→ TASK STATEMENT:
Select the lines that contain "color" and copy each of them.

──────── ITEMS

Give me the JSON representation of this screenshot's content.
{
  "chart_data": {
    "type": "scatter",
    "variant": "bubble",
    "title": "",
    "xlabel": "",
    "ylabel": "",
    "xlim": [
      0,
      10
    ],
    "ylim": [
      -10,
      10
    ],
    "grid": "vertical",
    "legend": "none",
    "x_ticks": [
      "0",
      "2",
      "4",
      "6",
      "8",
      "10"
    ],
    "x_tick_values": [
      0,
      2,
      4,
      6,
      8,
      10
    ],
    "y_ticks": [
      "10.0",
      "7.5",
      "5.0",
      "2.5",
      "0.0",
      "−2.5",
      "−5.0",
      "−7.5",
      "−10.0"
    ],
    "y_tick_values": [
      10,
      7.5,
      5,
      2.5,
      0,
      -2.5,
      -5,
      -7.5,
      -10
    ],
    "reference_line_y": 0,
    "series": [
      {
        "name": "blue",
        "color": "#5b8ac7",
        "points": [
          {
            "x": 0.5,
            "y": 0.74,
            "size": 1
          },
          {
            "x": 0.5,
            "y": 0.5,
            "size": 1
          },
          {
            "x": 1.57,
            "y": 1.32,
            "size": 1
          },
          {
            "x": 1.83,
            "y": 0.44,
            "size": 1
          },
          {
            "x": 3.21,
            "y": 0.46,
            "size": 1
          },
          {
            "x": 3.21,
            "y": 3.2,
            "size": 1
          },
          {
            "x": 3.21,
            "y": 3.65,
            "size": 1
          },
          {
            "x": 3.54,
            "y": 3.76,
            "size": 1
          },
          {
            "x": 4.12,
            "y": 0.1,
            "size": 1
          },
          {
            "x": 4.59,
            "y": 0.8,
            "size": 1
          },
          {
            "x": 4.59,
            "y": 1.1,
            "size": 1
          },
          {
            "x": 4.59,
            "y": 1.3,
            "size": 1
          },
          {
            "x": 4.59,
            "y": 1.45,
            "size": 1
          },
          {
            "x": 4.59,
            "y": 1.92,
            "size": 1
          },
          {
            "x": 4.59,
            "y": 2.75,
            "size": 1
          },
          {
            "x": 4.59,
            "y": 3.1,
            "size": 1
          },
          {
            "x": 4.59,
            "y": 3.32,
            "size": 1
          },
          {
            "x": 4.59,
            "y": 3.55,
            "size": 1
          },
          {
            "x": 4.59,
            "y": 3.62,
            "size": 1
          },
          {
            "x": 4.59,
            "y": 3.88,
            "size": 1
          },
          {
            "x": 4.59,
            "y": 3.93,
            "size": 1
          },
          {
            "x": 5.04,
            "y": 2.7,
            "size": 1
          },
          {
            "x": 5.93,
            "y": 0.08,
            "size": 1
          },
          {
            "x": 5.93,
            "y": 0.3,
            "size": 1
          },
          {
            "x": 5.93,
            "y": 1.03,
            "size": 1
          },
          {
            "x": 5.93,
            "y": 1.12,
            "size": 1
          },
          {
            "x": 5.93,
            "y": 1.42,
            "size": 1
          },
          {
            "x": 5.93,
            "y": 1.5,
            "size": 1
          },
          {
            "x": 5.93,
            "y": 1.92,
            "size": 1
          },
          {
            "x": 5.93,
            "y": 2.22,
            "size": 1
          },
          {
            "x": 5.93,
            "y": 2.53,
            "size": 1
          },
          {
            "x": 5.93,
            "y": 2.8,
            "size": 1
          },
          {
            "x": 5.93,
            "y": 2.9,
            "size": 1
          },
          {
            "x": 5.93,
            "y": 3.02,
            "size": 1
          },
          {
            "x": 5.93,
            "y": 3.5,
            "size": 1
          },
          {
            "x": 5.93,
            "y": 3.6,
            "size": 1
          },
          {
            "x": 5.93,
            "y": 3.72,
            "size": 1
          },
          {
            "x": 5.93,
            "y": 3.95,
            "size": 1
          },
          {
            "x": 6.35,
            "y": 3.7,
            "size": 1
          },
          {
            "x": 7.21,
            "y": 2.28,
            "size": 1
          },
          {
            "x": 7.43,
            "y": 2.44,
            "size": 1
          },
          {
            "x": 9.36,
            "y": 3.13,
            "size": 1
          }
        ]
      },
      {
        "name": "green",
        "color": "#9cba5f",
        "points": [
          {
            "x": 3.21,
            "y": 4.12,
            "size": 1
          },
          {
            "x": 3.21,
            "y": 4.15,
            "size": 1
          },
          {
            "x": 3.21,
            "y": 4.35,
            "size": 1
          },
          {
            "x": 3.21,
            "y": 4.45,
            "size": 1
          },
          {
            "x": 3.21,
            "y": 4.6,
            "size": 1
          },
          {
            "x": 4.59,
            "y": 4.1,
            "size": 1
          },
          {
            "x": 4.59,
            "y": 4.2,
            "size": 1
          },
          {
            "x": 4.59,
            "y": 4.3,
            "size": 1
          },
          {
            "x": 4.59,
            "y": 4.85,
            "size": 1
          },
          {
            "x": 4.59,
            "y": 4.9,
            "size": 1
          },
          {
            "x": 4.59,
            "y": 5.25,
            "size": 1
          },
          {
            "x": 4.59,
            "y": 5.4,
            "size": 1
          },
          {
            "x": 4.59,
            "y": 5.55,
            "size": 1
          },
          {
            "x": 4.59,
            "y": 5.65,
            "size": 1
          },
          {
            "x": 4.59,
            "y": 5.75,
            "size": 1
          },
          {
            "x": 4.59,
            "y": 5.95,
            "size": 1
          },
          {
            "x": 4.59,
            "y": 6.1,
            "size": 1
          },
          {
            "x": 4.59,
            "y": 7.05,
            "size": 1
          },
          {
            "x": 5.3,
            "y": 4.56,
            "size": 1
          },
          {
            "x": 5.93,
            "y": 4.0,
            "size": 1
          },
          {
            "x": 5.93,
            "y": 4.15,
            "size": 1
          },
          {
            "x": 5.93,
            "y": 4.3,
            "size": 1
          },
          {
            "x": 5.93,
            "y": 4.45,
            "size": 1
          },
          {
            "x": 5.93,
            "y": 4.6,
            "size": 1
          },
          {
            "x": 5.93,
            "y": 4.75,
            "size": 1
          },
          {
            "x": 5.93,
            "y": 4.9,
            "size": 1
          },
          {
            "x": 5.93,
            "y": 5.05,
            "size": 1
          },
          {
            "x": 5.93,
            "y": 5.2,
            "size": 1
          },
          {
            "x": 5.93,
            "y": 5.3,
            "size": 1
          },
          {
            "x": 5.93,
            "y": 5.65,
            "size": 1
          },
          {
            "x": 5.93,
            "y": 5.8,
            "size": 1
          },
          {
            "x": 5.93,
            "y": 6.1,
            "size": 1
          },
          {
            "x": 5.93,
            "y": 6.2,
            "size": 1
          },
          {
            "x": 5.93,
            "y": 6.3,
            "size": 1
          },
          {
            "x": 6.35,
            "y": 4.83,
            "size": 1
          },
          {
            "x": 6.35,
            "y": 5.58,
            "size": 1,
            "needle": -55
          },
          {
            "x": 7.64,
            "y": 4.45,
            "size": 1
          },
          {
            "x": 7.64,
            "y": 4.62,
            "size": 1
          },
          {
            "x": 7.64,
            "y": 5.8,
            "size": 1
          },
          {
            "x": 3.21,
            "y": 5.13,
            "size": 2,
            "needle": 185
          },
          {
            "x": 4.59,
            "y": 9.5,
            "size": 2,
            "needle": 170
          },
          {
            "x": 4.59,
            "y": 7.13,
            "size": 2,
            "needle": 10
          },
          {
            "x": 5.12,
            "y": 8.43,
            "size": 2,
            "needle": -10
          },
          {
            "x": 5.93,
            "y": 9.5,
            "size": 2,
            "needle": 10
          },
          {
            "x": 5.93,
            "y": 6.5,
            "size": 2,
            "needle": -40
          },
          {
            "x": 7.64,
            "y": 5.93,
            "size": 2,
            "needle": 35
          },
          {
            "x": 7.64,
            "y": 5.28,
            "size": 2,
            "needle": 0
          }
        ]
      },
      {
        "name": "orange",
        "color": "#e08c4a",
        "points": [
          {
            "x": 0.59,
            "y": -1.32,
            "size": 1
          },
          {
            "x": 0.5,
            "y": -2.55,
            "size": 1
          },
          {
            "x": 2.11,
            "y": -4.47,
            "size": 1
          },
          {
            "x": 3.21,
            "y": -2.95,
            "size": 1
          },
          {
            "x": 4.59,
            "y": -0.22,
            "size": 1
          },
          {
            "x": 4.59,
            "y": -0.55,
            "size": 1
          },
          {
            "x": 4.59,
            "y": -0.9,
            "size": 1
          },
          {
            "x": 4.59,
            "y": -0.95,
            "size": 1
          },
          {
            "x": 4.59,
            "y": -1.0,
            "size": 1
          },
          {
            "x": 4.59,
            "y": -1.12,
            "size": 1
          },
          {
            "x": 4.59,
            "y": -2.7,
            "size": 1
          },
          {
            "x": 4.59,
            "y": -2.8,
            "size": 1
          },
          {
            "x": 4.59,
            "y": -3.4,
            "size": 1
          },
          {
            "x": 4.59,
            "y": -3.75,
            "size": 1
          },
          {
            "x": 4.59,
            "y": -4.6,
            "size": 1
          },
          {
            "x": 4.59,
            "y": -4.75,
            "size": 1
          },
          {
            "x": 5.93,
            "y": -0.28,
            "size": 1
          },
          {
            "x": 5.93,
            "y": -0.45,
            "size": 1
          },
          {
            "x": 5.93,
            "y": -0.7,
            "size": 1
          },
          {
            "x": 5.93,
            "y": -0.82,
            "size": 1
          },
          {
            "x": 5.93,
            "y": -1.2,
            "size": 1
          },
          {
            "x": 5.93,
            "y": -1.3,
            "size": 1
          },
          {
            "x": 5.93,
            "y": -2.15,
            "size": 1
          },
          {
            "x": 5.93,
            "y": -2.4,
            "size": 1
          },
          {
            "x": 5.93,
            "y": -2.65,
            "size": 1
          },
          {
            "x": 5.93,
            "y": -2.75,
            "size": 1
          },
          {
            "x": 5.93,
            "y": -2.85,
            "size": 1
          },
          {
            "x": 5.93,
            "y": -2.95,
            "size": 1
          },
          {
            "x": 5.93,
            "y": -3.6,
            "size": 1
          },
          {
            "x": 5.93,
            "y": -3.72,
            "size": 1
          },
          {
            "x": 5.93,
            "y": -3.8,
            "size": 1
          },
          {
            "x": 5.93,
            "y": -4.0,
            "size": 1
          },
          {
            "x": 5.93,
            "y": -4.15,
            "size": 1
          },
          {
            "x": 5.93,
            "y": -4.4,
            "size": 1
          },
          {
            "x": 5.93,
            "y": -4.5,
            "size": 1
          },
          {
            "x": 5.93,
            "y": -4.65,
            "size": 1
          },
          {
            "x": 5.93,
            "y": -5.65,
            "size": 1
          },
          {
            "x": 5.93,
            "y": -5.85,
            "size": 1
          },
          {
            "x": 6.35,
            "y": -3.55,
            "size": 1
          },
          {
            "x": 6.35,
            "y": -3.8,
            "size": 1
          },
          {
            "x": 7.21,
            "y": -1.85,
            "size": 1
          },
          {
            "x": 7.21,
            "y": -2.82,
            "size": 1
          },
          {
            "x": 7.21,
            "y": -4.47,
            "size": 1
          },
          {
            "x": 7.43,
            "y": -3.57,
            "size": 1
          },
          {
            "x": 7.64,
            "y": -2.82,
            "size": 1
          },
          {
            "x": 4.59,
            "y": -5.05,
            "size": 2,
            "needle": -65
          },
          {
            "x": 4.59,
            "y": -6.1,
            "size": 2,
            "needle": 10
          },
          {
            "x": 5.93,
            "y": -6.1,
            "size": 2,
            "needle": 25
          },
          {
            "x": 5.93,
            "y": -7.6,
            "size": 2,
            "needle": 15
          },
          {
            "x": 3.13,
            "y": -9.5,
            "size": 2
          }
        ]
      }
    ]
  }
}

────────────────

→ TASK ANSWER:
        "color": "#5b8ac7",
        "color": "#9cba5f",
        "color": "#e08c4a",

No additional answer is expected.